**WHAT IS BEING ASKED**
Print the data that follows exactly.
= = =
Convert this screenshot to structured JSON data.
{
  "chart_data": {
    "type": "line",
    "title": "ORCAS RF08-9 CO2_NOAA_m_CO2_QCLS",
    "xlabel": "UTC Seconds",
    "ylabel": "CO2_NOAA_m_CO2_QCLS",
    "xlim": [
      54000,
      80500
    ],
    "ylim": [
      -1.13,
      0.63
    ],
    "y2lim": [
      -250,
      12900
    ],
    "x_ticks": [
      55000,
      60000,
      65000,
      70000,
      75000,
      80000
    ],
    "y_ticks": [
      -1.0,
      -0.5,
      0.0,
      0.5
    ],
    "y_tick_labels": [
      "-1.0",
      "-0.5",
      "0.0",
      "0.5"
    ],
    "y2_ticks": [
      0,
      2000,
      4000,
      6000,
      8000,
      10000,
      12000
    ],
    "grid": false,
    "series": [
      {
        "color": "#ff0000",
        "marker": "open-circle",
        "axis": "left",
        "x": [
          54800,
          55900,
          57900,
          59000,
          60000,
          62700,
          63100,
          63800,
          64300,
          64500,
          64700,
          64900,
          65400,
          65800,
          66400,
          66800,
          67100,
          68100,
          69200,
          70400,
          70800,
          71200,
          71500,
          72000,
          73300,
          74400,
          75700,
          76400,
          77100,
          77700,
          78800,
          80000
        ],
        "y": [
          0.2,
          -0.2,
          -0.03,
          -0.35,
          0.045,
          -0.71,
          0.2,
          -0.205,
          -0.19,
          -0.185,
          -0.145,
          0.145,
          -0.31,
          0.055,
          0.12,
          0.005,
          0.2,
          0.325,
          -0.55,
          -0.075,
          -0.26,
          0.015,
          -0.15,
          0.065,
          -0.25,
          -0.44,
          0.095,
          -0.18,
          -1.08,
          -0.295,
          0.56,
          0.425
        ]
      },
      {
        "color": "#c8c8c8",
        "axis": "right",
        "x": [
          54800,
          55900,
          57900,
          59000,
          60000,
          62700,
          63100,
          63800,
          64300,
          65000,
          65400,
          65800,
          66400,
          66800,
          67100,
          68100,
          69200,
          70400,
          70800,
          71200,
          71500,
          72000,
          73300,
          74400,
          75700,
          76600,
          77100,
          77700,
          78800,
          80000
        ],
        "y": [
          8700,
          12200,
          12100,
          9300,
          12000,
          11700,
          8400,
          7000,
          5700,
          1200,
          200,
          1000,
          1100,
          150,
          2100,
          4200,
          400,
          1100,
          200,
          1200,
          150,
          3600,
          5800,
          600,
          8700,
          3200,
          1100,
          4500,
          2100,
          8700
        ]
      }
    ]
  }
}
= = =
**RESULT OF THE EXERCISE**
Convert this screenshot to structured JSON data.
{
  "chart_data": {
    "type": "line",
    "title": "ORCAS RF08-9 CO2_NOAA_m_CO2_QCLS",
    "xlabel": "UTC Seconds",
    "ylabel": "CO2_NOAA_m_CO2_QCLS",
    "xlim": [
      54000,
      80500
    ],
    "ylim": [
      -1.13,
      0.63
    ],
    "y2lim": [
      -250,
      12900
    ],
    "x_ticks": [
      55000,
      60000,
      65000,
      70000,
      75000,
      80000
    ],
    "y_ticks": [
      -1.0,
      -0.5,
      0.0,
      0.5
    ],
    "y_tick_labels": [
      "-1.0",
      "-0.5",
      "0.0",
      "0.5"
    ],
    "y2_ticks": [
      0,
      2000,
      4000,
      6000,
      8000,
      10000,
      12000
    ],
    "grid": false,
    "series": [
      {
        "color": "#ff0000",
        "marker": "open-circle",
        "axis": "left",
        "x": [
          54800,
          55900,
          57900,
          59000,
          60000,
          62700,
          63100,
          63800,
          64300,
          64500,
          64700,
          64900,
          65400,
          65800,
          66400,
          66800,
          67100,
          68100,
          69200,
          70400,
          70800,
          71200,
          71500,
          72000,
          73300,
          74400,
          75700,
          76400,
          77100,
          77700,
          78800,
          80000
        ],
        "y": [
          0.2,
          -0.2,
          -0.03,
          -0.35,
          0.045,
          -0.71,
          0.2,
          -0.205,
          -0.19,
          -0.185,
          -0.145,
          0.145,
          -0.31,
          0.055,
          0.12,
          0.005,
          0.2,
          0.325,
          -0.55,
          -0.075,
          -0.26,
          0.015,
          -0.15,
          0.065,
          -0.25,
          -0.44,
          0.095,
          -0.18,
          -1.08,
          -0.295,
          0.56,
          0.425
        ]
      },
      {
        "color": "#c8c8c8",
        "axis": "right",
        "x": [
          54800,
          55900,
          57900,
          59000,
          60000,
          62700,
          63100,
          63800,
          64300,
          65000,
          65400,
          65800,
          66400,
          66800,
          67100,
          68100,
          69200,
          70400,
          70800,
          71200,
          71500,
          72000,
          73300,
          74400,
          75700,
          76600,
          77100,
          77700,
          78800,
          80000
        ],
        "y": [
          8700,
          12200,
          12100,
          9300,
          12000,
          11700,
          8400,
          7000,
          5700,
          1200,
          200,
          1000,
          1100,
          150,
          2100,
          4200,
          400,
          1100,
          200,
          1200,
          150,
          3600,
          5800,
          600,
          8700,
          3200,
          1100,
          4500,
          2100,
          8700
        ]
      }
    ]
  }
}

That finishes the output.